- Written task -
Below are some records; repeat them all exactly, minus the pictures.

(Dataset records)
<<<<
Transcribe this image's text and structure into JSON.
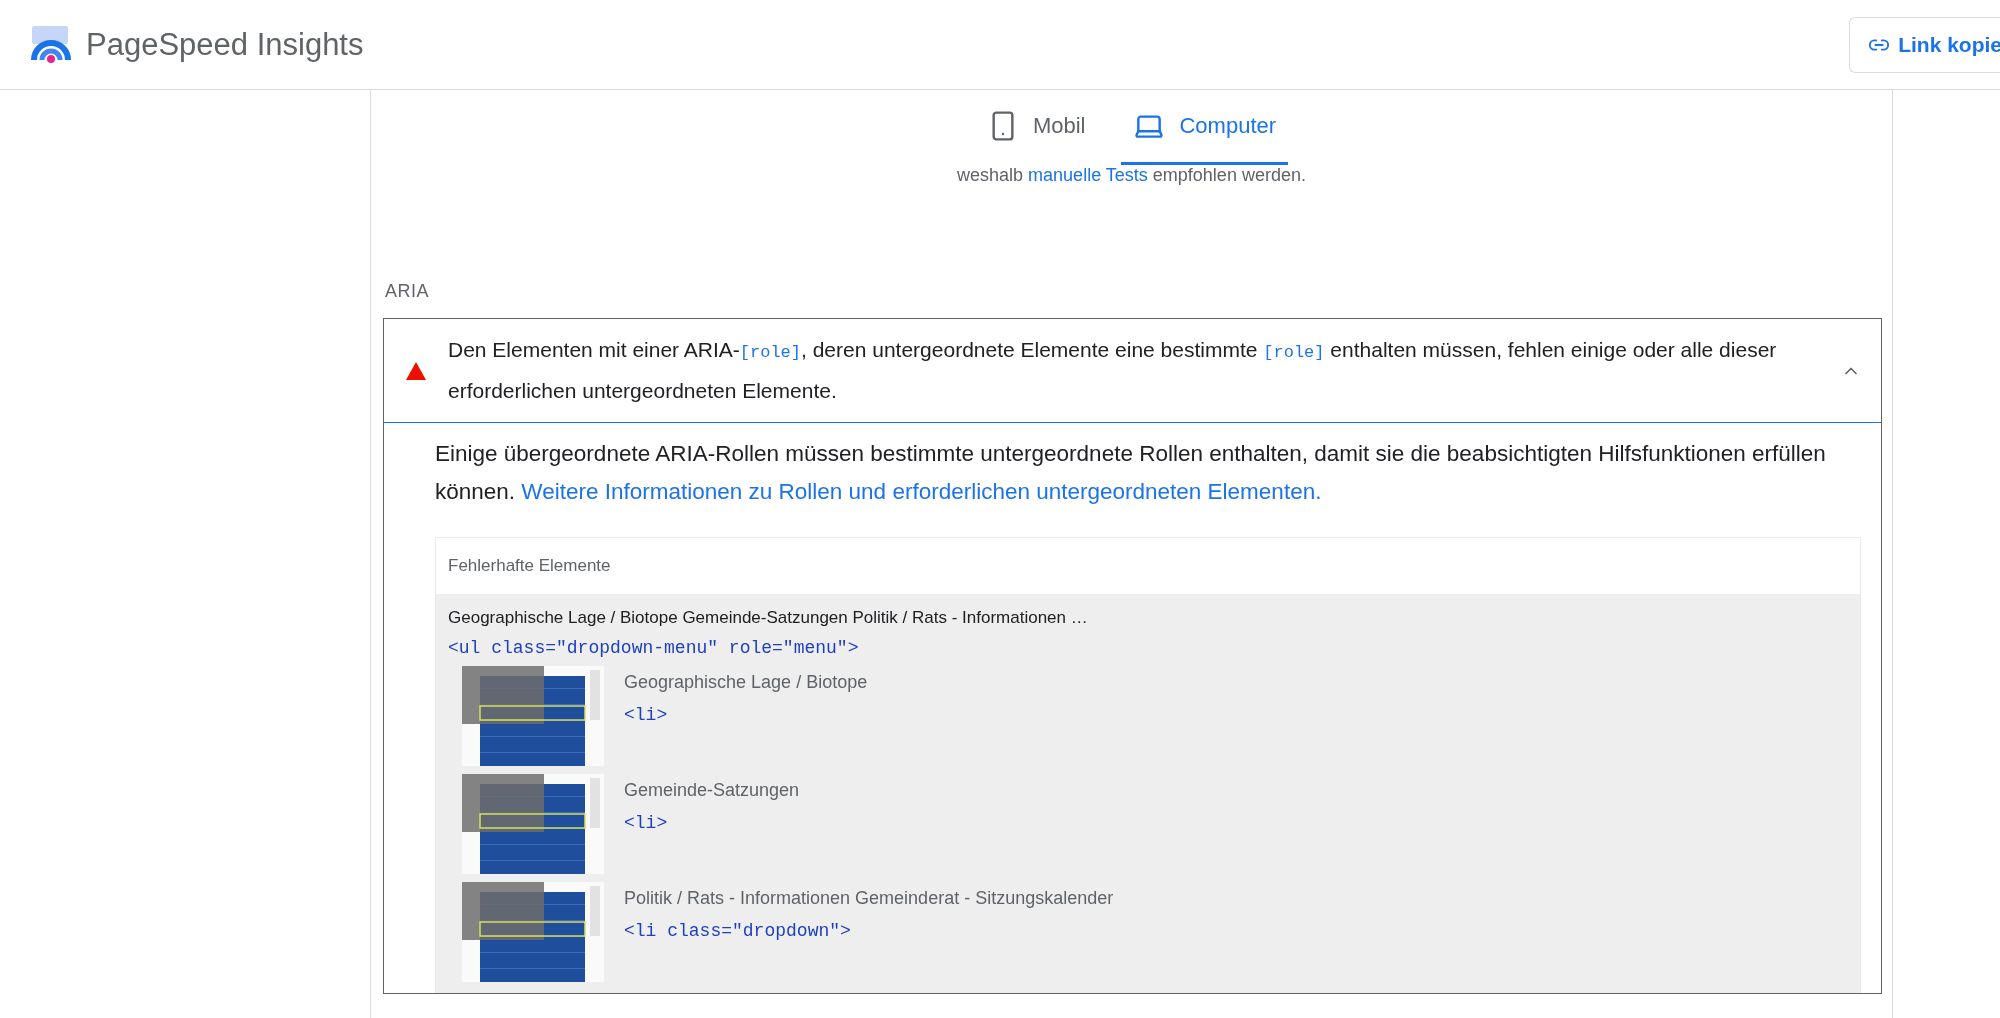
{
  "header": {
    "title": "PageSpeed Insights",
    "copy_link_button": "Link kopie"
  },
  "device_tabs": [
    {
      "label": "Mobil",
      "kind": "phone",
      "selected": false
    },
    {
      "label": "Computer",
      "kind": "laptop",
      "selected": true
    }
  ],
  "intro_text": {
    "before": "weshalb ",
    "link": "manuelle Tests",
    "after": " empfohlen werden."
  },
  "section_title": "ARIA",
  "audit": {
    "failed": true,
    "expanded": true,
    "title_parts": [
      {
        "kind": "text",
        "text": "Den Elementen mit einer ARIA-"
      },
      {
        "kind": "code",
        "text": "[role]"
      },
      {
        "kind": "text",
        "text": ", deren untergeordnete Elemente eine bestimmte "
      },
      {
        "kind": "code",
        "text": "[role]"
      },
      {
        "kind": "text",
        "text": " enthalten müssen, fehlen einige oder alle dieser erforderlichen untergeordneten Elemente."
      }
    ],
    "description": "Einige übergeordnete ARIA-Rollen müssen bestimmte untergeordnete Rollen enthalten, damit sie die beabsichtigten Hilfsfunktionen erfüllen können.",
    "learn_more_link": "Weitere Informationen zu Rollen und erforderlichen untergeordneten Elementen.",
    "table": {
      "header": "Fehlerhafte Elemente",
      "rows": [
        {
          "label": "Geographische Lage / Biotope Gemeinde-Satzungen Politik / Rats - Informationen …",
          "code": "<ul class=\"dropdown-menu\" role=\"menu\">",
          "children": [
            {
              "label": "Geographische Lage / Biotope",
              "code": "<li>"
            },
            {
              "label": "Gemeinde-Satzungen",
              "code": "<li>"
            },
            {
              "label": "Politik / Rats - Informationen Gemeinderat - Sitzungskalender",
              "code": "<li class=\"dropdown\">"
            }
          ]
        }
      ]
    }
  }
}
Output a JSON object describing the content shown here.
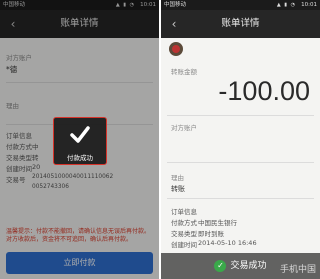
{
  "left": {
    "status": {
      "carrier": "中国移动",
      "icons": "▲ ▮ ◔",
      "time": "10:01"
    },
    "title": "账单详情",
    "payee_label": "对方账户",
    "payee_name": "*德",
    "reason_label": "理由",
    "order_label": "订单信息",
    "order_rows": [
      {
        "label": "付款方式",
        "value": "中"
      },
      {
        "label": "交易类型",
        "value": "转"
      },
      {
        "label": "创建时间",
        "value": "20"
      },
      {
        "label": "交易号",
        "value": "2014051000040011110062"
      }
    ],
    "order_number_cont": "0052743306",
    "warning": "温馨提示：付款不能撤回，请确认信息无误后再付款。对方收款后，资金将不可追回，确认后再付款。",
    "pay_button": "立即付款",
    "toast": "付款成功",
    "colors": {
      "accent": "#2e6fd0",
      "toast_border": "#d7332a",
      "warning": "#d93b2a"
    }
  },
  "right": {
    "status": {
      "carrier": "中国移动",
      "icons": "▲ ▮ ◔",
      "time": "10:01"
    },
    "title": "账单详情",
    "amount_label": "转账金额",
    "amount": "-100.00",
    "payee_label": "对方账户",
    "reason_label": "理由",
    "reason_value": "转账",
    "order_label": "订单信息",
    "order_rows": [
      {
        "label": "付款方式",
        "value": "中国民生银行"
      },
      {
        "label": "交易类型",
        "value": "即时到账"
      },
      {
        "label": "创建时间",
        "value": "2014-05-10 16:46"
      }
    ],
    "toast": "交易成功",
    "watermark": "手机中国"
  }
}
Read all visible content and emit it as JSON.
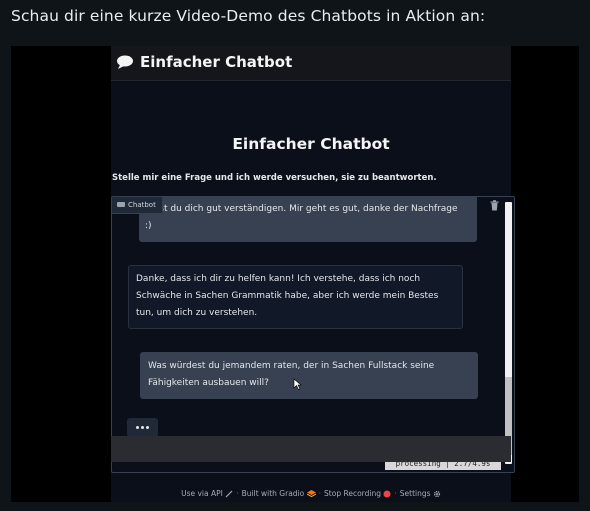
{
  "caption": "Schau dir eine kurze Video-Demo des Chatbots in Aktion an:",
  "app": {
    "header_title": "Einfacher Chatbot",
    "page_title": "Einfacher Chatbot",
    "subtitle": "Stelle mir eine Frage und ich werde versuchen, sie zu beantworten."
  },
  "chat": {
    "label": "Chatbot",
    "messages": [
      {
        "role": "user",
        "lines": [
          "...nst du dich gut verständigen. Mir geht es gut, danke der Nachfrage",
          ":)"
        ]
      },
      {
        "role": "bot",
        "lines": [
          "Danke, dass ich dir zu helfen kann! Ich verstehe, dass ich noch",
          "Schwäche in Sachen Grammatik habe, aber ich werde mein Bestes",
          "tun, um dich zu verstehen."
        ]
      },
      {
        "role": "user",
        "lines": [
          "Was würdest du jemandem raten, der in Sachen Fullstack seine",
          "Fähigkeiten ausbauen will?"
        ]
      }
    ],
    "typing_indicator": "•••",
    "status": "processing | 2.7/4.9s"
  },
  "footer": {
    "api": "Use via API",
    "built": "Built with Gradio",
    "record": "Stop Recording",
    "settings": "Settings",
    "separator": "·"
  },
  "icons": {
    "header": "speech-bubble-icon",
    "chat_label": "chat-icon",
    "clear": "trash-icon",
    "api": "rocket-icon",
    "gradio": "gradio-logo-icon",
    "record": "record-icon",
    "settings": "gear-icon"
  },
  "colors": {
    "background": "#0f1419",
    "app_background": "#0b0f19",
    "user_bubble": "#374151",
    "bot_bubble": "#111827",
    "record_red": "#ef4444",
    "gradio_orange": "#f97316"
  }
}
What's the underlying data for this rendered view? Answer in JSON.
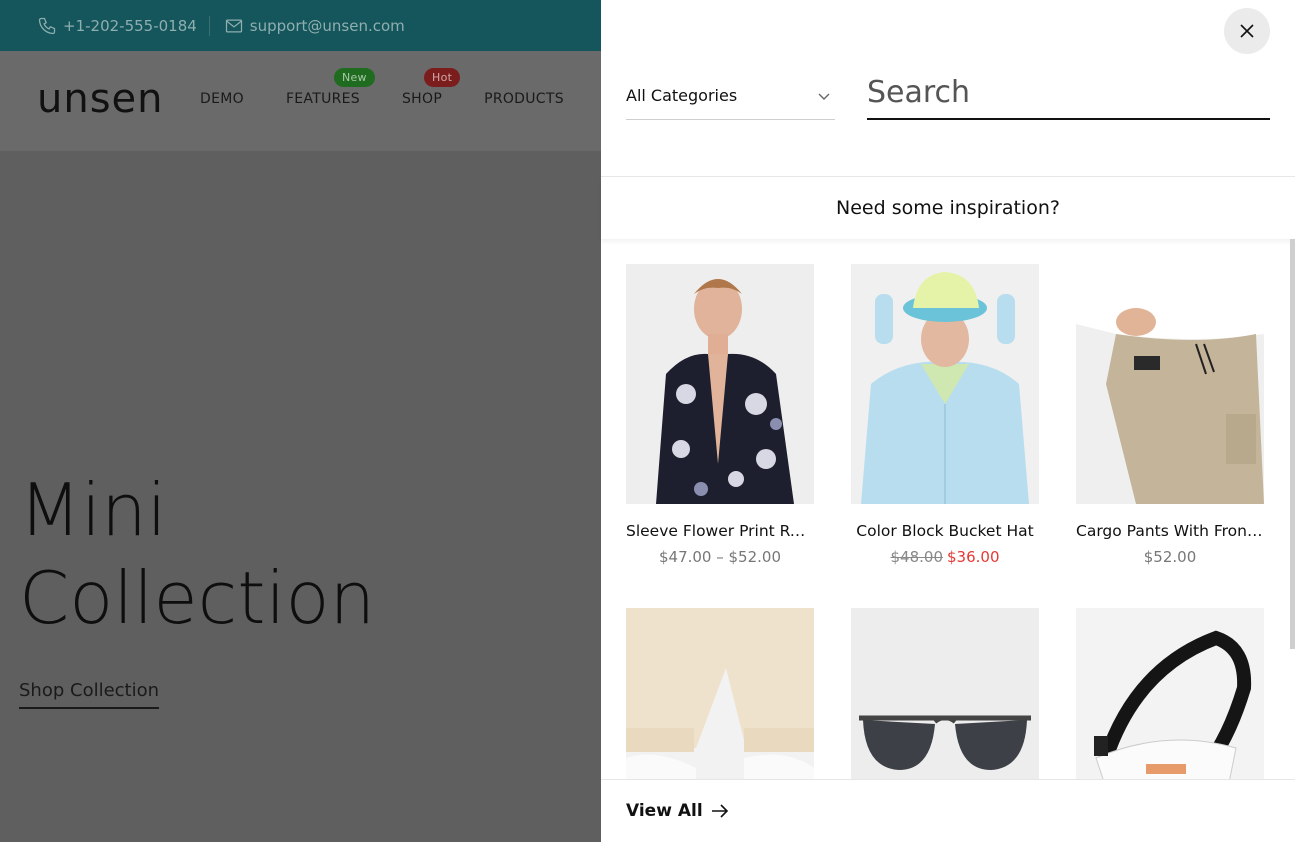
{
  "topbar": {
    "phone": "+1-202-555-0184",
    "email": "support@unsen.com",
    "icons": [
      "phone-icon",
      "mail-icon"
    ]
  },
  "header": {
    "logo": "unsen",
    "nav": [
      {
        "label": "DEMO",
        "badge": ""
      },
      {
        "label": "FEATURES",
        "badge": "New"
      },
      {
        "label": "SHOP",
        "badge": "Hot"
      },
      {
        "label": "PRODUCTS",
        "badge": ""
      }
    ]
  },
  "hero": {
    "title_line1": "Mini",
    "title_line2": "Collection",
    "link": "Shop Collection"
  },
  "search": {
    "category_selected": "All Categories",
    "placeholder": "Search",
    "inspiration_heading": "Need some inspiration?",
    "view_all": "View All"
  },
  "products": [
    {
      "name": "Sleeve Flower Print Resort Shirt",
      "price": "$47.00 – $52.00",
      "old_price": "",
      "sale_price": "",
      "image": "floral-shirt"
    },
    {
      "name": "Color Block Bucket Hat",
      "price": "",
      "old_price": "$48.00",
      "sale_price": "$36.00",
      "image": "bucket-hat"
    },
    {
      "name": "Cargo Pants With Front Pocket",
      "price": "$52.00",
      "old_price": "",
      "sale_price": "",
      "image": "cargo-pants"
    },
    {
      "name": "",
      "price": "",
      "old_price": "",
      "sale_price": "",
      "image": "joggers"
    },
    {
      "name": "",
      "price": "",
      "old_price": "",
      "sale_price": "",
      "image": "sunglasses"
    },
    {
      "name": "",
      "price": "",
      "old_price": "",
      "sale_price": "",
      "image": "belt-bag"
    }
  ],
  "colors": {
    "topbar": "#14565b",
    "sale": "#e53935",
    "badge_new": "#1f6b1f",
    "badge_hot": "#7b1d1d"
  }
}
>>>>
- Response to the task -
Transcribe this image's text and structure into JSON.
{
  "header": {
    "title": "PageSpeed Insights",
    "copy_link_button": "Link kopie"
  },
  "device_tabs": [
    {
      "label": "Mobil",
      "kind": "phone",
      "selected": false
    },
    {
      "label": "Computer",
      "kind": "laptop",
      "selected": true
    }
  ],
  "intro_text": {
    "before": "weshalb ",
    "link": "manuelle Tests",
    "after": " empfohlen werden."
  },
  "section_title": "ARIA",
  "audit": {
    "failed": true,
    "expanded": true,
    "title_parts": [
      {
        "kind": "text",
        "text": "Den Elementen mit einer ARIA-"
      },
      {
        "kind": "code",
        "text": "[role]"
      },
      {
        "kind": "text",
        "text": ", deren untergeordnete Elemente eine bestimmte "
      },
      {
        "kind": "code",
        "text": "[role]"
      },
      {
        "kind": "text",
        "text": " enthalten müssen, fehlen einige oder alle dieser erforderlichen untergeordneten Elemente."
      }
    ],
    "description": "Einige übergeordnete ARIA-Rollen müssen bestimmte untergeordnete Rollen enthalten, damit sie die beabsichtigten Hilfsfunktionen erfüllen können.",
    "learn_more_link": "Weitere Informationen zu Rollen und erforderlichen untergeordneten Elementen.",
    "table": {
      "header": "Fehlerhafte Elemente",
      "rows": [
        {
          "label": "Geographische Lage / Biotope Gemeinde-Satzungen Politik / Rats - Informationen …",
          "code": "<ul class=\"dropdown-menu\" role=\"menu\">",
          "children": [
            {
              "label": "Geographische Lage / Biotope",
              "code": "<li>"
            },
            {
              "label": "Gemeinde-Satzungen",
              "code": "<li>"
            },
            {
              "label": "Politik / Rats - Informationen Gemeinderat - Sitzungskalender",
              "code": "<li class=\"dropdown\">"
            }
          ]
        }
      ]
    }
  }
}
Output a JSON object describing the content shown here.
{
  "left": {
    "status": {
      "carrier": "中国移动",
      "icons": "▲ ▮ ◔",
      "time": "10:01"
    },
    "title": "账单详情",
    "payee_label": "对方账户",
    "payee_name": "*德",
    "reason_label": "理由",
    "order_label": "订单信息",
    "order_rows": [
      {
        "label": "付款方式",
        "value": "中"
      },
      {
        "label": "交易类型",
        "value": "转"
      },
      {
        "label": "创建时间",
        "value": "20"
      },
      {
        "label": "交易号",
        "value": "2014051000040011110062"
      }
    ],
    "order_number_cont": "0052743306",
    "warning": "温馨提示：付款不能撤回，请确认信息无误后再付款。对方收款后，资金将不可追回，确认后再付款。",
    "pay_button": "立即付款",
    "toast": "付款成功",
    "colors": {
      "accent": "#2e6fd0",
      "toast_border": "#d7332a",
      "warning": "#d93b2a"
    }
  },
  "right": {
    "status": {
      "carrier": "中国移动",
      "icons": "▲ ▮ ◔",
      "time": "10:01"
    },
    "title": "账单详情",
    "amount_label": "转账金额",
    "amount": "-100.00",
    "payee_label": "对方账户",
    "reason_label": "理由",
    "reason_value": "转账",
    "order_label": "订单信息",
    "order_rows": [
      {
        "label": "付款方式",
        "value": "中国民生银行"
      },
      {
        "label": "交易类型",
        "value": "即时到账"
      },
      {
        "label": "创建时间",
        "value": "2014-05-10 16:46"
      }
    ],
    "toast": "交易成功",
    "watermark": "手机中国"
  }
}
Read all visible content and emit it as JSON.
{
  "caption": "Schau dir eine kurze Video-Demo des Chatbots in Aktion an:",
  "app": {
    "header_title": "Einfacher Chatbot",
    "page_title": "Einfacher Chatbot",
    "subtitle": "Stelle mir eine Frage und ich werde versuchen, sie zu beantworten."
  },
  "chat": {
    "label": "Chatbot",
    "messages": [
      {
        "role": "user",
        "lines": [
          "...nst du dich gut verständigen. Mir geht es gut, danke der Nachfrage",
          ":)"
        ]
      },
      {
        "role": "bot",
        "lines": [
          "Danke, dass ich dir zu helfen kann! Ich verstehe, dass ich noch",
          "Schwäche in Sachen Grammatik habe, aber ich werde mein Bestes",
          "tun, um dich zu verstehen."
        ]
      },
      {
        "role": "user",
        "lines": [
          "Was würdest du jemandem raten, der in Sachen Fullstack seine",
          "Fähigkeiten ausbauen will?"
        ]
      }
    ],
    "typing_indicator": "•••",
    "status": "processing | 2.7/4.9s"
  },
  "footer": {
    "api": "Use via API",
    "built": "Built with Gradio",
    "record": "Stop Recording",
    "settings": "Settings",
    "separator": "·"
  },
  "icons": {
    "header": "speech-bubble-icon",
    "chat_label": "chat-icon",
    "clear": "trash-icon",
    "api": "rocket-icon",
    "gradio": "gradio-logo-icon",
    "record": "record-icon",
    "settings": "gear-icon"
  },
  "colors": {
    "background": "#0f1419",
    "app_background": "#0b0f19",
    "user_bubble": "#374151",
    "bot_bubble": "#111827",
    "record_red": "#ef4444",
    "gradio_orange": "#f97316"
  }
}
What's the underlying data for this rendered view? Answer in JSON.
{
  "topbar": {
    "phone": "+1-202-555-0184",
    "email": "support@unsen.com",
    "icons": [
      "phone-icon",
      "mail-icon"
    ]
  },
  "header": {
    "logo": "unsen",
    "nav": [
      {
        "label": "DEMO",
        "badge": ""
      },
      {
        "label": "FEATURES",
        "badge": "New"
      },
      {
        "label": "SHOP",
        "badge": "Hot"
      },
      {
        "label": "PRODUCTS",
        "badge": ""
      }
    ]
  },
  "hero": {
    "title_line1": "Mini",
    "title_line2": "Collection",
    "link": "Shop Collection"
  },
  "search": {
    "category_selected": "All Categories",
    "placeholder": "Search",
    "inspiration_heading": "Need some inspiration?",
    "view_all": "View All"
  },
  "products": [
    {
      "name": "Sleeve Flower Print Resort Shirt",
      "price": "$47.00 – $52.00",
      "old_price": "",
      "sale_price": "",
      "image": "floral-shirt"
    },
    {
      "name": "Color Block Bucket Hat",
      "price": "",
      "old_price": "$48.00",
      "sale_price": "$36.00",
      "image": "bucket-hat"
    },
    {
      "name": "Cargo Pants With Front Pocket",
      "price": "$52.00",
      "old_price": "",
      "sale_price": "",
      "image": "cargo-pants"
    },
    {
      "name": "",
      "price": "",
      "old_price": "",
      "sale_price": "",
      "image": "joggers"
    },
    {
      "name": "",
      "price": "",
      "old_price": "",
      "sale_price": "",
      "image": "sunglasses"
    },
    {
      "name": "",
      "price": "",
      "old_price": "",
      "sale_price": "",
      "image": "belt-bag"
    }
  ],
  "colors": {
    "topbar": "#14565b",
    "sale": "#e53935",
    "badge_new": "#1f6b1f",
    "badge_hot": "#7b1d1d"
  }
}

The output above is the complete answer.